Written exercise
Omit every picture and return the rest of the data unaltered.

Materials provided
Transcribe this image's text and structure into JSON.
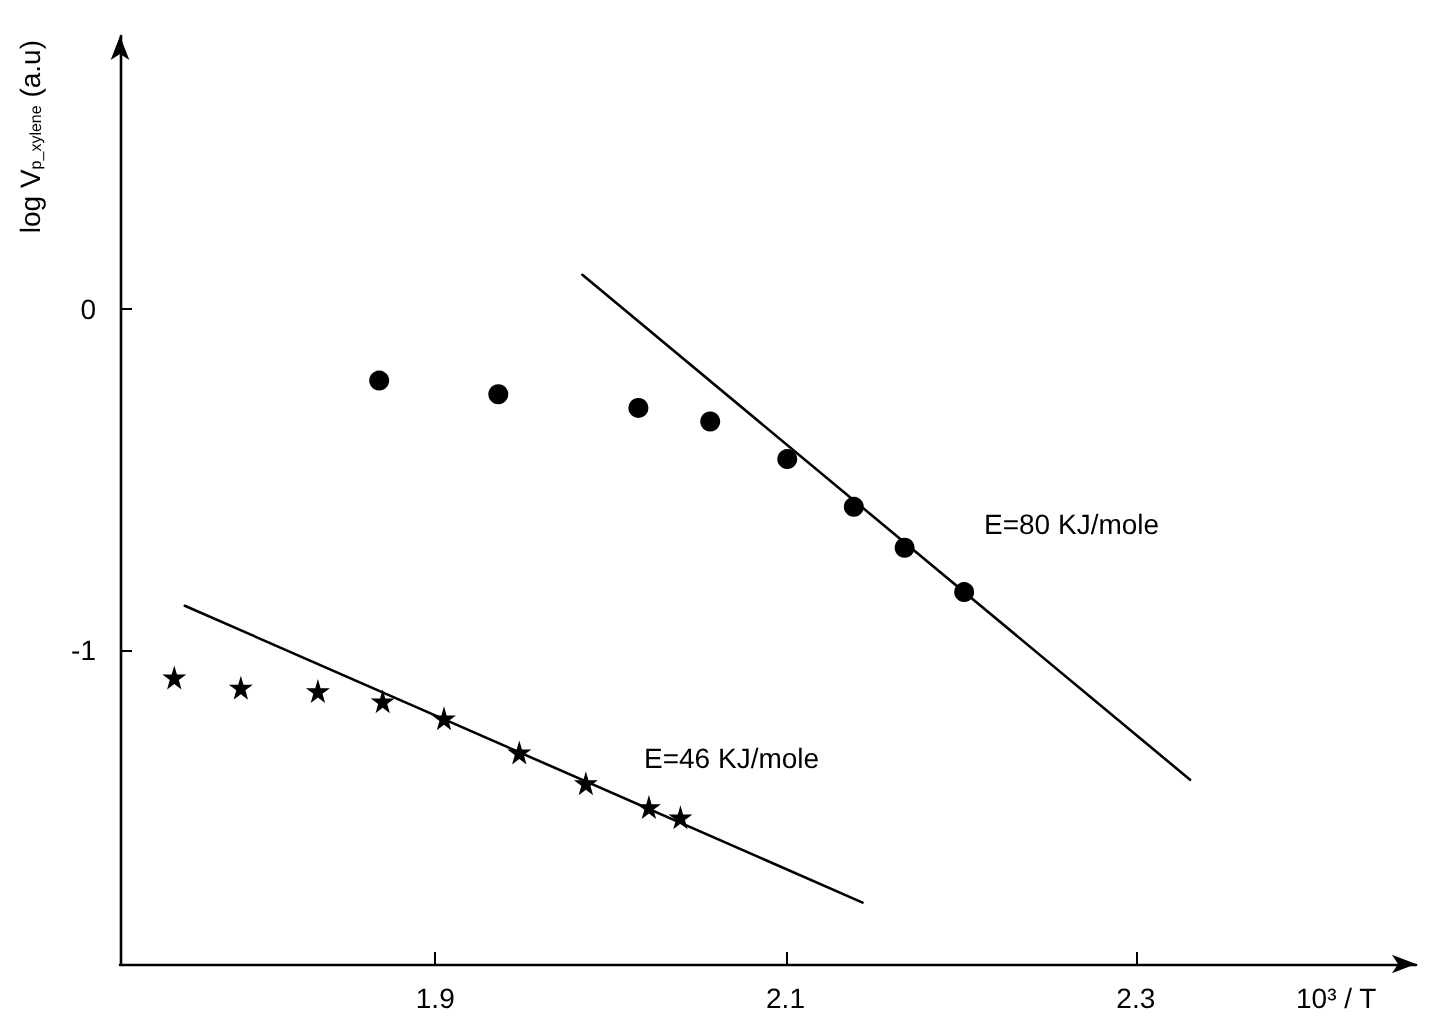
{
  "chart_data": {
    "type": "scatter",
    "xlabel": "10³ / T",
    "ylabel": "log V$_{p_xylene}$ (a.u)",
    "xlim": [
      1.72,
      2.46
    ],
    "ylim": [
      -1.92,
      0.8
    ],
    "xticks": [
      1.9,
      2.1,
      2.3
    ],
    "yticks": [
      0,
      -1
    ],
    "grid": false,
    "series": [
      {
        "marker": "circle",
        "color": "#000000",
        "x": [
          1.868,
          1.936,
          2.016,
          2.057,
          2.101,
          2.139,
          2.168,
          2.202
        ],
        "values": [
          -0.21,
          -0.25,
          -0.29,
          -0.33,
          -0.44,
          -0.58,
          -0.7,
          -0.83
        ]
      },
      {
        "marker": "star",
        "color": "#000000",
        "x": [
          1.751,
          1.789,
          1.833,
          1.87,
          1.905,
          1.948,
          1.986,
          2.022,
          2.04
        ],
        "values": [
          -1.08,
          -1.11,
          -1.12,
          -1.15,
          -1.2,
          -1.3,
          -1.39,
          -1.46,
          -1.49
        ]
      },
      {
        "type": "line",
        "marker": "none",
        "line_style": "solid",
        "color": "#000000",
        "x": [
          1.984,
          2.331
        ],
        "values": [
          0.1,
          -1.38
        ]
      },
      {
        "type": "line",
        "marker": "none",
        "line_style": "solid",
        "color": "#000000",
        "x": [
          1.757,
          2.144
        ],
        "values": [
          -0.87,
          -1.74
        ]
      }
    ],
    "annotations": [
      "E=80 KJ/mole",
      "E=46 KJ/mole"
    ]
  }
}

Expected answer
Transcribe this image's text and structure into JSON.
{
  "chart_data": {
    "type": "scatter",
    "xlabel": "10³ / T",
    "ylabel": "log V$_{p_xylene}$ (a.u)",
    "xlim": [
      1.72,
      2.46
    ],
    "ylim": [
      -1.92,
      0.8
    ],
    "xticks": [
      1.9,
      2.1,
      2.3
    ],
    "yticks": [
      0,
      -1
    ],
    "grid": false,
    "series": [
      {
        "marker": "circle",
        "color": "#000000",
        "x": [
          1.868,
          1.936,
          2.016,
          2.057,
          2.101,
          2.139,
          2.168,
          2.202
        ],
        "values": [
          -0.21,
          -0.25,
          -0.29,
          -0.33,
          -0.44,
          -0.58,
          -0.7,
          -0.83
        ]
      },
      {
        "marker": "star",
        "color": "#000000",
        "x": [
          1.751,
          1.789,
          1.833,
          1.87,
          1.905,
          1.948,
          1.986,
          2.022,
          2.04
        ],
        "values": [
          -1.08,
          -1.11,
          -1.12,
          -1.15,
          -1.2,
          -1.3,
          -1.39,
          -1.46,
          -1.49
        ]
      },
      {
        "type": "line",
        "marker": "none",
        "line_style": "solid",
        "color": "#000000",
        "x": [
          1.984,
          2.331
        ],
        "values": [
          0.1,
          -1.38
        ]
      },
      {
        "type": "line",
        "marker": "none",
        "line_style": "solid",
        "color": "#000000",
        "x": [
          1.757,
          2.144
        ],
        "values": [
          -0.87,
          -1.74
        ]
      }
    ],
    "annotations": [
      "E=80 KJ/mole",
      "E=46 KJ/mole"
    ]
  }
}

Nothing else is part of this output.